[START Data section]

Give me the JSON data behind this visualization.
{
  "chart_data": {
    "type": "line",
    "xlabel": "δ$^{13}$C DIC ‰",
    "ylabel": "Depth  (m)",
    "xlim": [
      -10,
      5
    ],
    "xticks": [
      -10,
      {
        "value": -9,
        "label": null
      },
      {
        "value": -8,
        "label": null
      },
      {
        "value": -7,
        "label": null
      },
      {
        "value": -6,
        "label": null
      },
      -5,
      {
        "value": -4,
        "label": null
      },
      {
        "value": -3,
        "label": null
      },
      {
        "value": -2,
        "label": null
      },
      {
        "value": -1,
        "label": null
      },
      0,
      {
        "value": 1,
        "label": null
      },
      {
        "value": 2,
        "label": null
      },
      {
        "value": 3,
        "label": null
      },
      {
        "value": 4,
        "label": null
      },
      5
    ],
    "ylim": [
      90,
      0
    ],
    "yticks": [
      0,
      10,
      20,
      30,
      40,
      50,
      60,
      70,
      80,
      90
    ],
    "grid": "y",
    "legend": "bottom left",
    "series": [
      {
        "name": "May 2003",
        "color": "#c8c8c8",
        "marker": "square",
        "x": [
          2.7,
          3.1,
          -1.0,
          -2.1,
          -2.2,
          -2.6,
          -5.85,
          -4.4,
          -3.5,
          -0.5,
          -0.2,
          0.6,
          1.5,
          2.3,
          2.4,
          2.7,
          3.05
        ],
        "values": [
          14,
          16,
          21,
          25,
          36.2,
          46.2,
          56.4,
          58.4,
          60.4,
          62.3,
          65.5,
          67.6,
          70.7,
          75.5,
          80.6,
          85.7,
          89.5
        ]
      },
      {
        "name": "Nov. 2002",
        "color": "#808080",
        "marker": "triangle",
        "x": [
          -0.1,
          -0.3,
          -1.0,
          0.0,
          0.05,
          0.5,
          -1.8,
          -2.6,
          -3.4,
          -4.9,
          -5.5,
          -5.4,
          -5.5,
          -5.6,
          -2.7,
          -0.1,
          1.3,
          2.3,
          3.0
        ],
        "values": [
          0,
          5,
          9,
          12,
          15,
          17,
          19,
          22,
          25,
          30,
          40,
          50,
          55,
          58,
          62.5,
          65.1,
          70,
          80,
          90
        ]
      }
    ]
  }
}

[END Data section]

◆ **Exercise**:
Print all of the entries exactly as they are written.

◆ **Finished exercise**:
Give me the JSON data behind this visualization.
{
  "chart_data": {
    "type": "line",
    "xlabel": "δ$^{13}$C DIC ‰",
    "ylabel": "Depth  (m)",
    "xlim": [
      -10,
      5
    ],
    "xticks": [
      -10,
      {
        "value": -9,
        "label": null
      },
      {
        "value": -8,
        "label": null
      },
      {
        "value": -7,
        "label": null
      },
      {
        "value": -6,
        "label": null
      },
      -5,
      {
        "value": -4,
        "label": null
      },
      {
        "value": -3,
        "label": null
      },
      {
        "value": -2,
        "label": null
      },
      {
        "value": -1,
        "label": null
      },
      0,
      {
        "value": 1,
        "label": null
      },
      {
        "value": 2,
        "label": null
      },
      {
        "value": 3,
        "label": null
      },
      {
        "value": 4,
        "label": null
      },
      5
    ],
    "ylim": [
      90,
      0
    ],
    "yticks": [
      0,
      10,
      20,
      30,
      40,
      50,
      60,
      70,
      80,
      90
    ],
    "grid": "y",
    "legend": "bottom left",
    "series": [
      {
        "name": "May 2003",
        "color": "#c8c8c8",
        "marker": "square",
        "x": [
          2.7,
          3.1,
          -1.0,
          -2.1,
          -2.2,
          -2.6,
          -5.85,
          -4.4,
          -3.5,
          -0.5,
          -0.2,
          0.6,
          1.5,
          2.3,
          2.4,
          2.7,
          3.05
        ],
        "values": [
          14,
          16,
          21,
          25,
          36.2,
          46.2,
          56.4,
          58.4,
          60.4,
          62.3,
          65.5,
          67.6,
          70.7,
          75.5,
          80.6,
          85.7,
          89.5
        ]
      },
      {
        "name": "Nov. 2002",
        "color": "#808080",
        "marker": "triangle",
        "x": [
          -0.1,
          -0.3,
          -1.0,
          0.0,
          0.05,
          0.5,
          -1.8,
          -2.6,
          -3.4,
          -4.9,
          -5.5,
          -5.4,
          -5.5,
          -5.6,
          -2.7,
          -0.1,
          1.3,
          2.3,
          3.0
        ],
        "values": [
          0,
          5,
          9,
          12,
          15,
          17,
          19,
          22,
          25,
          30,
          40,
          50,
          55,
          58,
          62.5,
          65.1,
          70,
          80,
          90
        ]
      }
    ]
  }
}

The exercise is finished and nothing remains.